▸ Problem requirements: Copy all lines holding the word "пункте" from the entries.
══════════
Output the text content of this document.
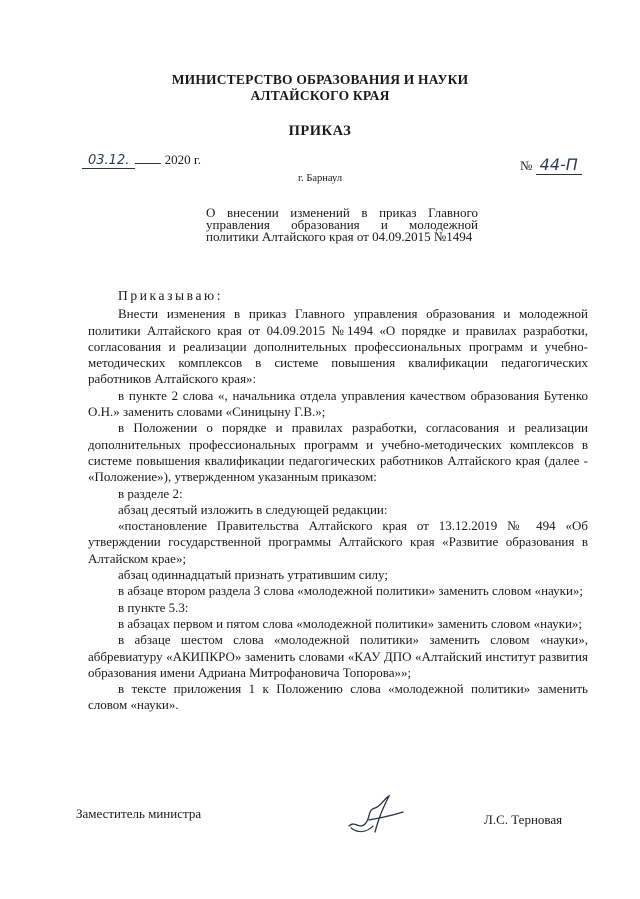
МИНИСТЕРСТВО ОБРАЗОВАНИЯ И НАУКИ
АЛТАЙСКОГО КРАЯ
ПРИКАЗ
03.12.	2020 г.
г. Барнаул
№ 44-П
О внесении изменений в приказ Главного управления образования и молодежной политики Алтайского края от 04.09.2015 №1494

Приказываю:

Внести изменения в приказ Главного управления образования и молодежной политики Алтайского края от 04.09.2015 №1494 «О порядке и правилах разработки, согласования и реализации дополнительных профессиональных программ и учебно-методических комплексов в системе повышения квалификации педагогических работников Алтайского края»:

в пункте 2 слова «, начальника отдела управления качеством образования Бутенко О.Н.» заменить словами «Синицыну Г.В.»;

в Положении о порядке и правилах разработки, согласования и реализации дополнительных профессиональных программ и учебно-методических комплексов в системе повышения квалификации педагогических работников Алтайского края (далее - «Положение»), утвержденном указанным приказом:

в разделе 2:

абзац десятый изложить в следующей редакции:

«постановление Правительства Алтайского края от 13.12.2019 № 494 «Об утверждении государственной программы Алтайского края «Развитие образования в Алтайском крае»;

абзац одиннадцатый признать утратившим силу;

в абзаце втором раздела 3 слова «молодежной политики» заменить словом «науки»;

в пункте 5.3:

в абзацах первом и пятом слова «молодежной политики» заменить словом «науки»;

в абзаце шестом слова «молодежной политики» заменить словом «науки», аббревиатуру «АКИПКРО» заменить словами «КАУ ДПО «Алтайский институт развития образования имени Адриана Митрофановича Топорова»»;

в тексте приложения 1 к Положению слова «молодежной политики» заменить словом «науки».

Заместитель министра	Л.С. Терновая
══════════
▸ The completed task:
в пункте 2 слова «, начальника отдела управления качеством образования Бутенко О.Н.» заменить словами «Синицыну Г.В.»;
в пункте 5.3:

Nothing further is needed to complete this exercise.